▶ [INFORMATION SHOWN]
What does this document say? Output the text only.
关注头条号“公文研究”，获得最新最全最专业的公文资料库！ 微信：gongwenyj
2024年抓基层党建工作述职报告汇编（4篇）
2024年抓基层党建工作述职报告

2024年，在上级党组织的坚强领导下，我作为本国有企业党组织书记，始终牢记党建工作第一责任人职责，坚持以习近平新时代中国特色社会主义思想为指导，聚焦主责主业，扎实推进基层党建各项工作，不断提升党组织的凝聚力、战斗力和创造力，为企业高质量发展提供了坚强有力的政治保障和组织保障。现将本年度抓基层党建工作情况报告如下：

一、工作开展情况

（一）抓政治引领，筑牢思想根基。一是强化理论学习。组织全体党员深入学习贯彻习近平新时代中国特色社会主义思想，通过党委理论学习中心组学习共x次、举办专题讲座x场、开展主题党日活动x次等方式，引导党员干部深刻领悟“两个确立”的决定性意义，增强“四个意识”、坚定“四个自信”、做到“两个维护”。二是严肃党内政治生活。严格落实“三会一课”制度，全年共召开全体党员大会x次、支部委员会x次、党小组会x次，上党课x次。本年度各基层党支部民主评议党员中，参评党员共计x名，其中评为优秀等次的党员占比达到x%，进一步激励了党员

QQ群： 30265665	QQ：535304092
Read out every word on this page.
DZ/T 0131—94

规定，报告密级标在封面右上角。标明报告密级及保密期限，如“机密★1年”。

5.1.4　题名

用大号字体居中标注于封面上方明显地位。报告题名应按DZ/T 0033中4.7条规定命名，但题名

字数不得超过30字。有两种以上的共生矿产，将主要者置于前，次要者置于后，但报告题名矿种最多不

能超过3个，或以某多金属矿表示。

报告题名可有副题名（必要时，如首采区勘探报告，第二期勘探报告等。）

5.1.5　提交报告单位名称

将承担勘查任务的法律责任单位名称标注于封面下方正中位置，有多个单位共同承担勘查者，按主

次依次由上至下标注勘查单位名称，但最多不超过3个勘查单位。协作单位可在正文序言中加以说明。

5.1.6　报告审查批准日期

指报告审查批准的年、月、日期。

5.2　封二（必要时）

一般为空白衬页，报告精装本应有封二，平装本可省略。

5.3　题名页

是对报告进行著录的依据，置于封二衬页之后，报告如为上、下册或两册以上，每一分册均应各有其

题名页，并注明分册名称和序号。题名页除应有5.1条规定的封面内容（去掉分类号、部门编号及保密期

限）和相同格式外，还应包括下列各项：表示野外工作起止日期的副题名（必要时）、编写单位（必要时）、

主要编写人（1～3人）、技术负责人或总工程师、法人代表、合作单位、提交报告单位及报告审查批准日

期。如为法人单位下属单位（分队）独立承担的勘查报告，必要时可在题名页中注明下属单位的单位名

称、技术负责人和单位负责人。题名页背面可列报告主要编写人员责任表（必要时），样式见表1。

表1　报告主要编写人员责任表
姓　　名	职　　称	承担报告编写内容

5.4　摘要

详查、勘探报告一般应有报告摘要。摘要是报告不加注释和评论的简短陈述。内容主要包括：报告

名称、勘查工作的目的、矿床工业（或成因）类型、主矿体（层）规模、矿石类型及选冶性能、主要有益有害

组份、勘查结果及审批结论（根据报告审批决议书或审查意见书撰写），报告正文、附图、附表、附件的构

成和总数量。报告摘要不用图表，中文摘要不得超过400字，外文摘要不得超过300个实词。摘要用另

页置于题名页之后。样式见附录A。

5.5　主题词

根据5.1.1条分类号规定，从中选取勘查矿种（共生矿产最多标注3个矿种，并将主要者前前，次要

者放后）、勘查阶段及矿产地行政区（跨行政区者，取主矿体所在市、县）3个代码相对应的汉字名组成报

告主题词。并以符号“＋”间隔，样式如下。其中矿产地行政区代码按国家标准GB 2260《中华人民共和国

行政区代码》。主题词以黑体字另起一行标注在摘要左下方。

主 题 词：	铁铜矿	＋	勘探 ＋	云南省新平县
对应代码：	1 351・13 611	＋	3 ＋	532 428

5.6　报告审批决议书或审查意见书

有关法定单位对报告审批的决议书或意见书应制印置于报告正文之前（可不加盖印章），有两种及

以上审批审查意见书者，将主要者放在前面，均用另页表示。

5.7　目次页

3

▶ [SHORT TASK] Print out every entry, keeping each one exact.

▶ [WRITTEN RESPONSE]
What does this document say? Output the text only.
关注头条号“公文研究”，获得最新最全最专业的公文资料库！ 微信：gongwenyj
2024年抓基层党建工作述职报告汇编（4篇）
2024年抓基层党建工作述职报告

2024年，在上级党组织的坚强领导下，我作为本国有企业党组织书记，始终牢记党建工作第一责任人职责，坚持以习近平新时代中国特色社会主义思想为指导，聚焦主责主业，扎实推进基层党建各项工作，不断提升党组织的凝聚力、战斗力和创造力，为企业高质量发展提供了坚强有力的政治保障和组织保障。现将本年度抓基层党建工作情况报告如下：

一、工作开展情况

（一）抓政治引领，筑牢思想根基。一是强化理论学习。组织全体党员深入学习贯彻习近平新时代中国特色社会主义思想，通过党委理论学习中心组学习共x次、举办专题讲座x场、开展主题党日活动x次等方式，引导党员干部深刻领悟“两个确立”的决定性意义，增强“四个意识”、坚定“四个自信”、做到“两个维护”。二是严肃党内政治生活。严格落实“三会一课”制度，全年共召开全体党员大会x次、支部委员会x次、党小组会x次，上党课x次。本年度各基层党支部民主评议党员中，参评党员共计x名，其中评为优秀等次的党员占比达到x%，进一步激励了党员

QQ群： 30265665	QQ：535304092
Read out every word on this page.
DZ/T 0131—94

规定，报告密级标在封面右上角。标明报告密级及保密期限，如“机密★1年”。

5.1.4　题名

用大号字体居中标注于封面上方明显地位。报告题名应按DZ/T 0033中4.7条规定命名，但题名

字数不得超过30字。有两种以上的共生矿产，将主要者置于前，次要者置于后，但报告题名矿种最多不

能超过3个，或以某多金属矿表示。

报告题名可有副题名（必要时，如首采区勘探报告，第二期勘探报告等。）

5.1.5　提交报告单位名称

将承担勘查任务的法律责任单位名称标注于封面下方正中位置，有多个单位共同承担勘查者，按主

次依次由上至下标注勘查单位名称，但最多不超过3个勘查单位。协作单位可在正文序言中加以说明。

5.1.6　报告审查批准日期

指报告审查批准的年、月、日期。

5.2　封二（必要时）

一般为空白衬页，报告精装本应有封二，平装本可省略。

5.3　题名页

是对报告进行著录的依据，置于封二衬页之后，报告如为上、下册或两册以上，每一分册均应各有其

题名页，并注明分册名称和序号。题名页除应有5.1条规定的封面内容（去掉分类号、部门编号及保密期

限）和相同格式外，还应包括下列各项：表示野外工作起止日期的副题名（必要时）、编写单位（必要时）、

主要编写人（1～3人）、技术负责人或总工程师、法人代表、合作单位、提交报告单位及报告审查批准日

期。如为法人单位下属单位（分队）独立承担的勘查报告，必要时可在题名页中注明下属单位的单位名

称、技术负责人和单位负责人。题名页背面可列报告主要编写人员责任表（必要时），样式见表1。

表1　报告主要编写人员责任表
姓　　名	职　　称	承担报告编写内容

5.4　摘要

详查、勘探报告一般应有报告摘要。摘要是报告不加注释和评论的简短陈述。内容主要包括：报告

名称、勘查工作的目的、矿床工业（或成因）类型、主矿体（层）规模、矿石类型及选冶性能、主要有益有害

组份、勘查结果及审批结论（根据报告审批决议书或审查意见书撰写），报告正文、附图、附表、附件的构

成和总数量。报告摘要不用图表，中文摘要不得超过400字，外文摘要不得超过300个实词。摘要用另

页置于题名页之后。样式见附录A。

5.5　主题词

根据5.1.1条分类号规定，从中选取勘查矿种（共生矿产最多标注3个矿种，并将主要者前前，次要

者放后）、勘查阶段及矿产地行政区（跨行政区者，取主矿体所在市、县）3个代码相对应的汉字名组成报

告主题词。并以符号“＋”间隔，样式如下。其中矿产地行政区代码按国家标准GB 2260《中华人民共和国

行政区代码》。主题词以黑体字另起一行标注在摘要左下方。

主 题 词：	铁铜矿	＋	勘探 ＋	云南省新平县
对应代码：	1 351・13 611	＋	3 ＋	532 428

5.6　报告审批决议书或审查意见书

有关法定单位对报告审批的决议书或意见书应制印置于报告正文之前（可不加盖印章），有两种及

以上审批审查意见书者，将主要者放在前面，均用另页表示。

5.7　目次页

3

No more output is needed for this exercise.